Pick out each line below containing "Mens".

[Stored data]
--- start ---
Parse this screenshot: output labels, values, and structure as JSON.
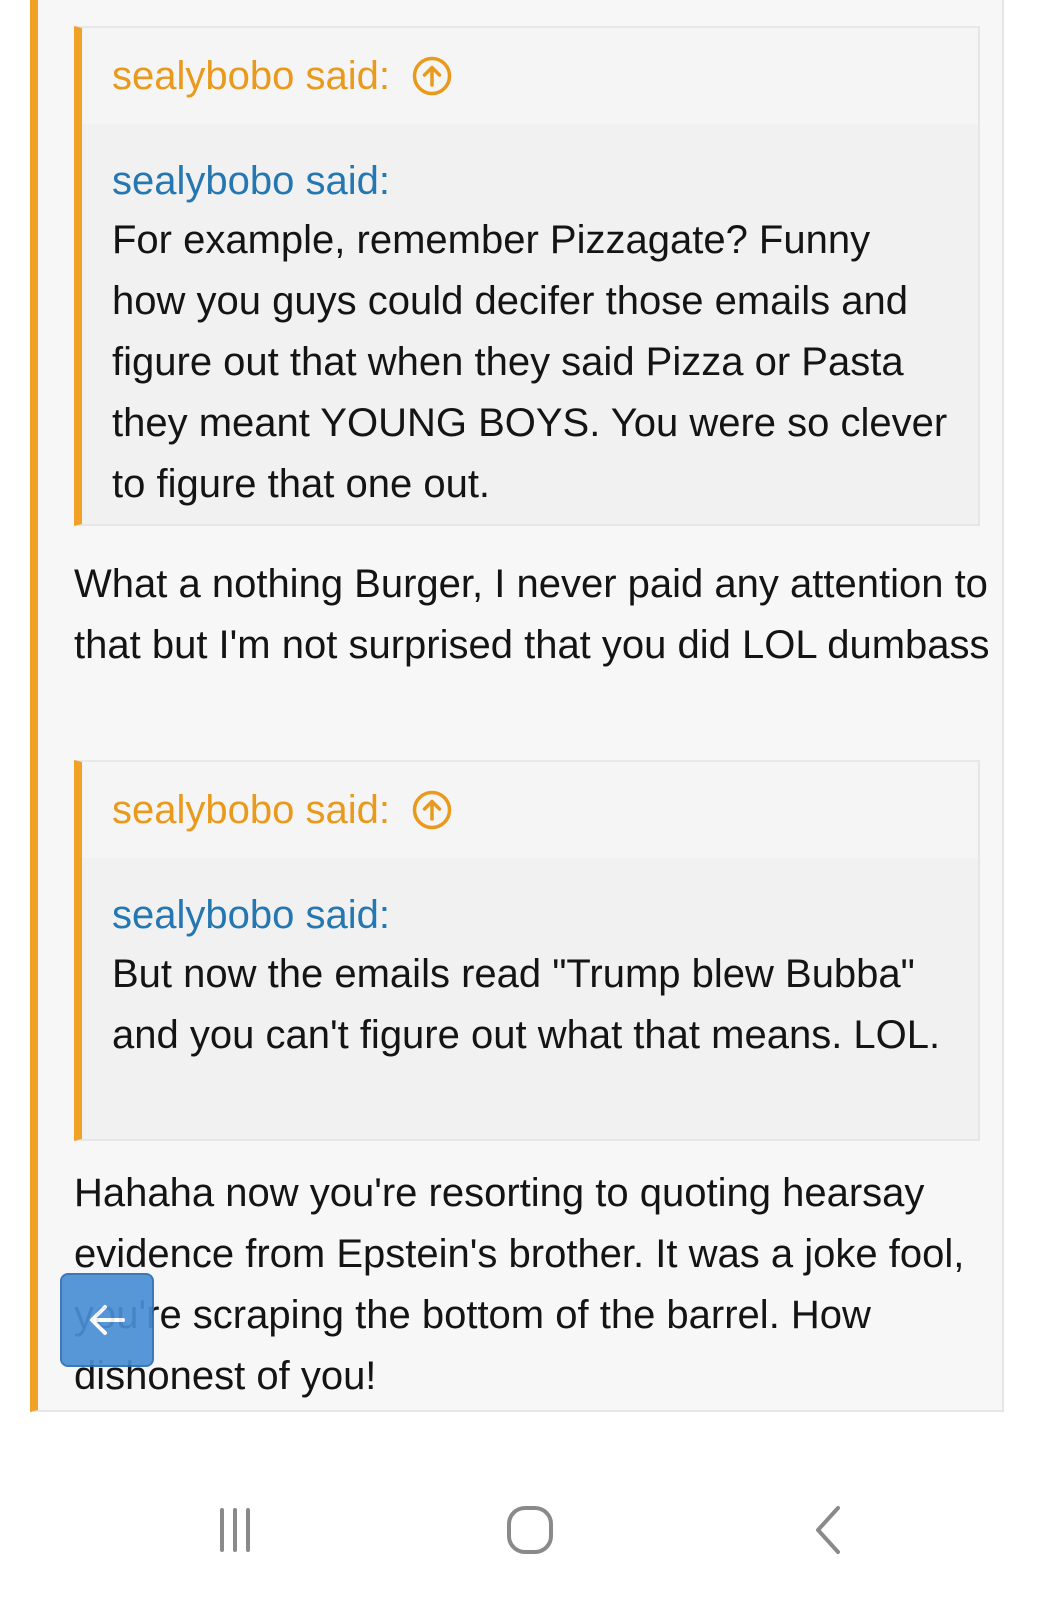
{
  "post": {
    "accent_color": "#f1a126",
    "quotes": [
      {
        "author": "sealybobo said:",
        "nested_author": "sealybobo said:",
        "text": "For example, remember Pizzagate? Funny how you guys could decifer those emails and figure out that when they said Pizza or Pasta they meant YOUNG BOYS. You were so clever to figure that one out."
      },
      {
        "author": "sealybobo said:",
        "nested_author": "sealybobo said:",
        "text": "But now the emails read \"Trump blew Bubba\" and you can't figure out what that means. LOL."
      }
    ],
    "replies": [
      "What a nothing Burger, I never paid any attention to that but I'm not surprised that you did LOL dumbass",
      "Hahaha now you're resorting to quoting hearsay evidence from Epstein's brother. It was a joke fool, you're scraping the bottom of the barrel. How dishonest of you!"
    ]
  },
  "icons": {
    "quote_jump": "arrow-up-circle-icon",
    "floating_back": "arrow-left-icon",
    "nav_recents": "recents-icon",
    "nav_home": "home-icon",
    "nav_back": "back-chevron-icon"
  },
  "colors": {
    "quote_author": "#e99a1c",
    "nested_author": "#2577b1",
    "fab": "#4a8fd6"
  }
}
--- end ---
--- start ---
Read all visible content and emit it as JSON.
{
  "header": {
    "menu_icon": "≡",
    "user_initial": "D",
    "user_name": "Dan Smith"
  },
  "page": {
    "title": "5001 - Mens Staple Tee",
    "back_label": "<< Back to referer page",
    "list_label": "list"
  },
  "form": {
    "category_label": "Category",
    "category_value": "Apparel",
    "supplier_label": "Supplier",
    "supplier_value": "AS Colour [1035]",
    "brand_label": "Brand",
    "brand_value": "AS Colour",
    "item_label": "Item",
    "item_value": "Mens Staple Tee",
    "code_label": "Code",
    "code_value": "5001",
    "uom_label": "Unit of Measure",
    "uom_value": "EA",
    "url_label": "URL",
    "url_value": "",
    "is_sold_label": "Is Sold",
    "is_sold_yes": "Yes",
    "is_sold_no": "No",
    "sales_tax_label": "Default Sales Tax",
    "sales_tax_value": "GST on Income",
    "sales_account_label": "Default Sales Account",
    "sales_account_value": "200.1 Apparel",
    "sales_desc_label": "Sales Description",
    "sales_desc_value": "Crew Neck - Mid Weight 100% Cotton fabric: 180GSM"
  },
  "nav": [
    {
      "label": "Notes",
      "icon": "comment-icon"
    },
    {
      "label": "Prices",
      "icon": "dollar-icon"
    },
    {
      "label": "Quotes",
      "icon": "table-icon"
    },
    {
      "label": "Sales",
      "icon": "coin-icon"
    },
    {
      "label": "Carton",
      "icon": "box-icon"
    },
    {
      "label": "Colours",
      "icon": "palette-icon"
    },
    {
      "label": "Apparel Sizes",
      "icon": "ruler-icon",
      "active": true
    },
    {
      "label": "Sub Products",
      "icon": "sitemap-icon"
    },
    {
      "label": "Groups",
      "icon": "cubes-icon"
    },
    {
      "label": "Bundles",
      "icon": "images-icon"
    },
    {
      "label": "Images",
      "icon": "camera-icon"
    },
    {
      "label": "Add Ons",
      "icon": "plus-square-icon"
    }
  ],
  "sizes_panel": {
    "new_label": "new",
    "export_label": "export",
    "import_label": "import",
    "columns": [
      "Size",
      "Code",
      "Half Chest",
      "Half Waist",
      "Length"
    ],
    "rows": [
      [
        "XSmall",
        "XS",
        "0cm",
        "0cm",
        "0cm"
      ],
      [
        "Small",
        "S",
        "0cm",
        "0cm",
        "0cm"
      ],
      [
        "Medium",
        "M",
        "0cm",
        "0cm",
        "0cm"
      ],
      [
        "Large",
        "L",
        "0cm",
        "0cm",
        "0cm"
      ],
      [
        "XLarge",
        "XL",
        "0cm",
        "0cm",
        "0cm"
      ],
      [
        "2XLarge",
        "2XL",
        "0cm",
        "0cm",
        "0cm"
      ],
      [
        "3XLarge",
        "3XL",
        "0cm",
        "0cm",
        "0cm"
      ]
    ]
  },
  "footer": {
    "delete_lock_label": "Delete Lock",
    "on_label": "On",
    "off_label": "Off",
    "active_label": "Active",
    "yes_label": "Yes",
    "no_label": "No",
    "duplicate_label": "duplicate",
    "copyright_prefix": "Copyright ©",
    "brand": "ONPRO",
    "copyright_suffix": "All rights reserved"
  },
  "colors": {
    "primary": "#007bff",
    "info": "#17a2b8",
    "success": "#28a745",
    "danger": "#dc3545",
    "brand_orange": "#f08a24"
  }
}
--- end ---
RESPONSE TO THIS TASK:
    "title": "5001 - Mens Staple Tee",
    "item_value": "Mens Staple Tee",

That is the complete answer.